▶ The exercise: Begin with the line containing "What text is on this page?" and copy each line exactly through the last line of the entries, inclusive.
·····
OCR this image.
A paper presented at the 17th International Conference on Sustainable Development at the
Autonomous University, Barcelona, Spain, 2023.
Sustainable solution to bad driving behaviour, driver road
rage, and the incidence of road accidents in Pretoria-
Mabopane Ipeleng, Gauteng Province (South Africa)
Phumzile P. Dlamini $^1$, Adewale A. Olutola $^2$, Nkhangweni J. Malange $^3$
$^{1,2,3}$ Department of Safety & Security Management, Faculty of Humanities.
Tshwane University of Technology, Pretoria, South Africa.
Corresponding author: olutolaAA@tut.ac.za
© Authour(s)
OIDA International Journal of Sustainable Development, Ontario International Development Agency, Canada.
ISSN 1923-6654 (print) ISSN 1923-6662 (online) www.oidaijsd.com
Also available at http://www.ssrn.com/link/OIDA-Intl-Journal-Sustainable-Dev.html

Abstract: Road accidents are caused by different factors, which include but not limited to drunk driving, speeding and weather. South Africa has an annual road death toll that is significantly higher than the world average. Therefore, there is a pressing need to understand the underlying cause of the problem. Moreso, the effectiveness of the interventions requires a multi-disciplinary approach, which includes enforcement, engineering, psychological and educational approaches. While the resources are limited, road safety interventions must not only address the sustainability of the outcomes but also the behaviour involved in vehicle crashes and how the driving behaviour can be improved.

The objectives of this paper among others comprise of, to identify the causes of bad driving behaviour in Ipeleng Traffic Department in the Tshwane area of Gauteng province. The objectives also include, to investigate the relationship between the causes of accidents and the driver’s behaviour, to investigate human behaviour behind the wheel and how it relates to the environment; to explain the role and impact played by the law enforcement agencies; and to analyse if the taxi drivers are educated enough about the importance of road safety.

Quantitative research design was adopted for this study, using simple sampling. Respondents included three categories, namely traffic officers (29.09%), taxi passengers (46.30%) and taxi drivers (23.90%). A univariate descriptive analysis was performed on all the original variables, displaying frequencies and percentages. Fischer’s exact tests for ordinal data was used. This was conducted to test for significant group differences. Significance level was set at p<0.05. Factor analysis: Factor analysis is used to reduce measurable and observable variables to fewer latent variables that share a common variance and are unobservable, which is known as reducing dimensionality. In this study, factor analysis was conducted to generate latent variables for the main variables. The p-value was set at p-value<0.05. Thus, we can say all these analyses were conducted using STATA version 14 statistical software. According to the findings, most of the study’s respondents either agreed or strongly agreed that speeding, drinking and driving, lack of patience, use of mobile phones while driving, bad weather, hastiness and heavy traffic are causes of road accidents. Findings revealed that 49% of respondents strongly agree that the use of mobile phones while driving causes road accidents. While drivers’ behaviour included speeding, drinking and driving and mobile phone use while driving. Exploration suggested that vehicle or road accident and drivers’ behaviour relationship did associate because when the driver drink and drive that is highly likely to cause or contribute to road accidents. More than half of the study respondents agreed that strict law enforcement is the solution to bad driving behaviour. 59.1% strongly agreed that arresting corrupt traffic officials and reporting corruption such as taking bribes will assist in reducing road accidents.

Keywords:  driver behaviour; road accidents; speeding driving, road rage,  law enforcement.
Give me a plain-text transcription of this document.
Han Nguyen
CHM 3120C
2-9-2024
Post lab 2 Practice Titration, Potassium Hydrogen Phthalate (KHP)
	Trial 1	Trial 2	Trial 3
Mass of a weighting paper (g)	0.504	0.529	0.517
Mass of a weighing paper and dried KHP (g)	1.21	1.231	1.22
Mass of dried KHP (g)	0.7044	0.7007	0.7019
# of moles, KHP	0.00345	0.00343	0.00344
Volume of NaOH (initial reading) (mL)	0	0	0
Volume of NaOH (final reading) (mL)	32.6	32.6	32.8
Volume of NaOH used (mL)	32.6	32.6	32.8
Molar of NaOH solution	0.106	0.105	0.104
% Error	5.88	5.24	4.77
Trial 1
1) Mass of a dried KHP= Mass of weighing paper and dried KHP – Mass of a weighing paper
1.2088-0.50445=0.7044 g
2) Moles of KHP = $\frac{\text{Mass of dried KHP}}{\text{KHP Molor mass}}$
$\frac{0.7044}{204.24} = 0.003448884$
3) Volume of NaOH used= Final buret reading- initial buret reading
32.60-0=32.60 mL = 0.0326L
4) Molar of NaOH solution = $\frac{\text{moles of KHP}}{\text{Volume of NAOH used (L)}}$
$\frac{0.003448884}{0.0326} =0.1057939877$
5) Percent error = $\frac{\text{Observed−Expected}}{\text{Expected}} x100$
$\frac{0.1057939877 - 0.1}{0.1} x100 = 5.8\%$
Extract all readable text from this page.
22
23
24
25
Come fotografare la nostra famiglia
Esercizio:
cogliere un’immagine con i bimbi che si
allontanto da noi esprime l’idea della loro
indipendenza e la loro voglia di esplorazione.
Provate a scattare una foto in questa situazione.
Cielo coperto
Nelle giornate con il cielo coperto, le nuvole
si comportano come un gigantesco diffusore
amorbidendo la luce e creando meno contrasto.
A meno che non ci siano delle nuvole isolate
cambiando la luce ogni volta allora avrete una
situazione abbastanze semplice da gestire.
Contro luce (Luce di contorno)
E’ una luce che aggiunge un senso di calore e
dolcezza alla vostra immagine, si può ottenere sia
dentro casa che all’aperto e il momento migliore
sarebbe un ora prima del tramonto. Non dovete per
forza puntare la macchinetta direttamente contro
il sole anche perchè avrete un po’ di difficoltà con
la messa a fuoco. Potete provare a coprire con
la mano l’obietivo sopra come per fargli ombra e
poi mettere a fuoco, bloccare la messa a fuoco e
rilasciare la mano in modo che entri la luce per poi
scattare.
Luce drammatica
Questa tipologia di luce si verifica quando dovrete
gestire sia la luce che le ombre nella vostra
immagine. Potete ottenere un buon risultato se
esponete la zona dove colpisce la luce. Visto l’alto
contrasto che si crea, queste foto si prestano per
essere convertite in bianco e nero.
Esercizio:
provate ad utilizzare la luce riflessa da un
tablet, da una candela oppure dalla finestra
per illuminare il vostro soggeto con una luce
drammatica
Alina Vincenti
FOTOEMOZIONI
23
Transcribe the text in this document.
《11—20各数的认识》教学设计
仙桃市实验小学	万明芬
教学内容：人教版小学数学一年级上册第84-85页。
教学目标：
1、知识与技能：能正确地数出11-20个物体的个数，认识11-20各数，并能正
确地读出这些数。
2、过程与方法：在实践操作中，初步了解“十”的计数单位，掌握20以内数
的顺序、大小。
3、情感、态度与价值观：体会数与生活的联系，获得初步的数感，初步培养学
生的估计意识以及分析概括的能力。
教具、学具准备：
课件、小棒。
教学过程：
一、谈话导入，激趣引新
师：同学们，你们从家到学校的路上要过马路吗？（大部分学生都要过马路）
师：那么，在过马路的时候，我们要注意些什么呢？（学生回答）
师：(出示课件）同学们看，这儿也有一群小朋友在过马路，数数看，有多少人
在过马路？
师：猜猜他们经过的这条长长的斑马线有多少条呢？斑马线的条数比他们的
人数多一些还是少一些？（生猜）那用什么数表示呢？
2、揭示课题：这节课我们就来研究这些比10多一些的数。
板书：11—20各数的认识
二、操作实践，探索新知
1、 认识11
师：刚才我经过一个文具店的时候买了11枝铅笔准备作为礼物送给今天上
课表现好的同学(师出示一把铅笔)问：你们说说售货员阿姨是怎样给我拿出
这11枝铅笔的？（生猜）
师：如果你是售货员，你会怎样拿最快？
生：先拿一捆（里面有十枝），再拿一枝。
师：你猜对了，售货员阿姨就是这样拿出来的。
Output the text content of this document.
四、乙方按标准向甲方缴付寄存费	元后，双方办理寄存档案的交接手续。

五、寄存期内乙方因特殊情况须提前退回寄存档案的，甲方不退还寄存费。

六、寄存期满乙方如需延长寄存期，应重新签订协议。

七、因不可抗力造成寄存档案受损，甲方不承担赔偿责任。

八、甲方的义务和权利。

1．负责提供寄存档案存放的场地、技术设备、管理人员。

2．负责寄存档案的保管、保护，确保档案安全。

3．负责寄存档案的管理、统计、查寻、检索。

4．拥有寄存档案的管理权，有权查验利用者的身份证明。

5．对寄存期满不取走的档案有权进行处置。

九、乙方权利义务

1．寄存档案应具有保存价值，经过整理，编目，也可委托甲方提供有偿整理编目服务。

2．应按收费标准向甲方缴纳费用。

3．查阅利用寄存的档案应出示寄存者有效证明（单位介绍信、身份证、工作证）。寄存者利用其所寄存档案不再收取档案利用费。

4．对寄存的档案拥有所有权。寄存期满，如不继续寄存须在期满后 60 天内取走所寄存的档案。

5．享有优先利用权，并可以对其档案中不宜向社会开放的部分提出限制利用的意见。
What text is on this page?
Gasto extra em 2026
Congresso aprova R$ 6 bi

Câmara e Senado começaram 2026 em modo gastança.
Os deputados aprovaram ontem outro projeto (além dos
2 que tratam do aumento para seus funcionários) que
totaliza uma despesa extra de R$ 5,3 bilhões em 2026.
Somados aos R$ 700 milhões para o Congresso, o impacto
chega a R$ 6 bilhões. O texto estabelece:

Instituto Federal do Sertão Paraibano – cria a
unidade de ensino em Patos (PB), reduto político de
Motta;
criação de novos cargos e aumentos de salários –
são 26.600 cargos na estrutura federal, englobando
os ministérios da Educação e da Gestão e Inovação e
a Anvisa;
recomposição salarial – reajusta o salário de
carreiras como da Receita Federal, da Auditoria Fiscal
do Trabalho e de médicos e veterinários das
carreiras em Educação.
·····
▶ The result:
What text is on this page?
Gasto extra em 2026
Congresso aprova R$ 6 bi

Câmara e Senado começaram 2026 em modo gastança.
Os deputados aprovaram ontem outro projeto (além dos
2 que tratam do aumento para seus funcionários) que
totaliza uma despesa extra de R$ 5,3 bilhões em 2026.
Somados aos R$ 700 milhões para o Congresso, o impacto
chega a R$ 6 bilhões. O texto estabelece:

Instituto Federal do Sertão Paraibano – cria a
unidade de ensino em Patos (PB), reduto político de
Motta;
criação de novos cargos e aumentos de salários –
são 26.600 cargos na estrutura federal, englobando
os ministérios da Educação e da Gestão e Inovação e
a Anvisa;
recomposição salarial – reajusta o salário de
carreiras como da Receita Federal, da Auditoria Fiscal
do Trabalho e de médicos e veterinários das
carreiras em Educação.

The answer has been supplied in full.